# [Challenge]
Give every line below again, exactly.
>> START
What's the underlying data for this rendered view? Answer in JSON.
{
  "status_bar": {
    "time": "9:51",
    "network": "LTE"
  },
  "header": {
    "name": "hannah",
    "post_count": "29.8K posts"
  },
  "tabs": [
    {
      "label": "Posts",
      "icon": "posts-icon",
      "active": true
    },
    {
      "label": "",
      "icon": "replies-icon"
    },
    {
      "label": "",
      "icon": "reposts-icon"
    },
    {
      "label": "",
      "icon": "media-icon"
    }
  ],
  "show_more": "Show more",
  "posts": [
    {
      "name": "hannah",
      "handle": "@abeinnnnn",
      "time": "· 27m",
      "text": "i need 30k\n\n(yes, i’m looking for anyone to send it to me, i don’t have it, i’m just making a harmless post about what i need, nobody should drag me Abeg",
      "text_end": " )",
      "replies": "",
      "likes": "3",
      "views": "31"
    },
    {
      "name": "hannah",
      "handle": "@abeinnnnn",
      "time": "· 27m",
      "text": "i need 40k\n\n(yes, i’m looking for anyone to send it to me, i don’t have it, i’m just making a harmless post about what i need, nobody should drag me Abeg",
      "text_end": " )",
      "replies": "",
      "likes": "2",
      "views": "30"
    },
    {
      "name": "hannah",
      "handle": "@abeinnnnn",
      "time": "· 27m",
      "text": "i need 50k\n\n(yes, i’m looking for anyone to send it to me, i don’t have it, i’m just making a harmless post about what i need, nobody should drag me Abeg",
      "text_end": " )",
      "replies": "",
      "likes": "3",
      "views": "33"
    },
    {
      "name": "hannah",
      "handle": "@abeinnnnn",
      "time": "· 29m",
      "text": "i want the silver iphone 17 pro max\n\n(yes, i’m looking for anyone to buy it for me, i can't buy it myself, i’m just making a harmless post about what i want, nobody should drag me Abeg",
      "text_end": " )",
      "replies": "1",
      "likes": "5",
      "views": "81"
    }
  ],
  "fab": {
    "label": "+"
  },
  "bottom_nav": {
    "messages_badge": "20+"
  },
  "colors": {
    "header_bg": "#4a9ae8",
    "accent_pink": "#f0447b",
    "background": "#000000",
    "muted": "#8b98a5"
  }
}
>> END
# [Solution to the exercise]
What's the underlying data for this rendered view? Answer in JSON.
{
  "status_bar": {
    "time": "9:51",
    "network": "LTE"
  },
  "header": {
    "name": "hannah",
    "post_count": "29.8K posts"
  },
  "tabs": [
    {
      "label": "Posts",
      "icon": "posts-icon",
      "active": true
    },
    {
      "label": "",
      "icon": "replies-icon"
    },
    {
      "label": "",
      "icon": "reposts-icon"
    },
    {
      "label": "",
      "icon": "media-icon"
    }
  ],
  "show_more": "Show more",
  "posts": [
    {
      "name": "hannah",
      "handle": "@abeinnnnn",
      "time": "· 27m",
      "text": "i need 30k\n\n(yes, i’m looking for anyone to send it to me, i don’t have it, i’m just making a harmless post about what i need, nobody should drag me Abeg",
      "text_end": " )",
      "replies": "",
      "likes": "3",
      "views": "31"
    },
    {
      "name": "hannah",
      "handle": "@abeinnnnn",
      "time": "· 27m",
      "text": "i need 40k\n\n(yes, i’m looking for anyone to send it to me, i don’t have it, i’m just making a harmless post about what i need, nobody should drag me Abeg",
      "text_end": " )",
      "replies": "",
      "likes": "2",
      "views": "30"
    },
    {
      "name": "hannah",
      "handle": "@abeinnnnn",
      "time": "· 27m",
      "text": "i need 50k\n\n(yes, i’m looking for anyone to send it to me, i don’t have it, i’m just making a harmless post about what i need, nobody should drag me Abeg",
      "text_end": " )",
      "replies": "",
      "likes": "3",
      "views": "33"
    },
    {
      "name": "hannah",
      "handle": "@abeinnnnn",
      "time": "· 29m",
      "text": "i want the silver iphone 17 pro max\n\n(yes, i’m looking for anyone to buy it for me, i can't buy it myself, i’m just making a harmless post about what i want, nobody should drag me Abeg",
      "text_end": " )",
      "replies": "1",
      "likes": "5",
      "views": "81"
    }
  ],
  "fab": {
    "label": "+"
  },
  "bottom_nav": {
    "messages_badge": "20+"
  },
  "colors": {
    "header_bg": "#4a9ae8",
    "accent_pink": "#f0447b",
    "background": "#000000",
    "muted": "#8b98a5"
  }
}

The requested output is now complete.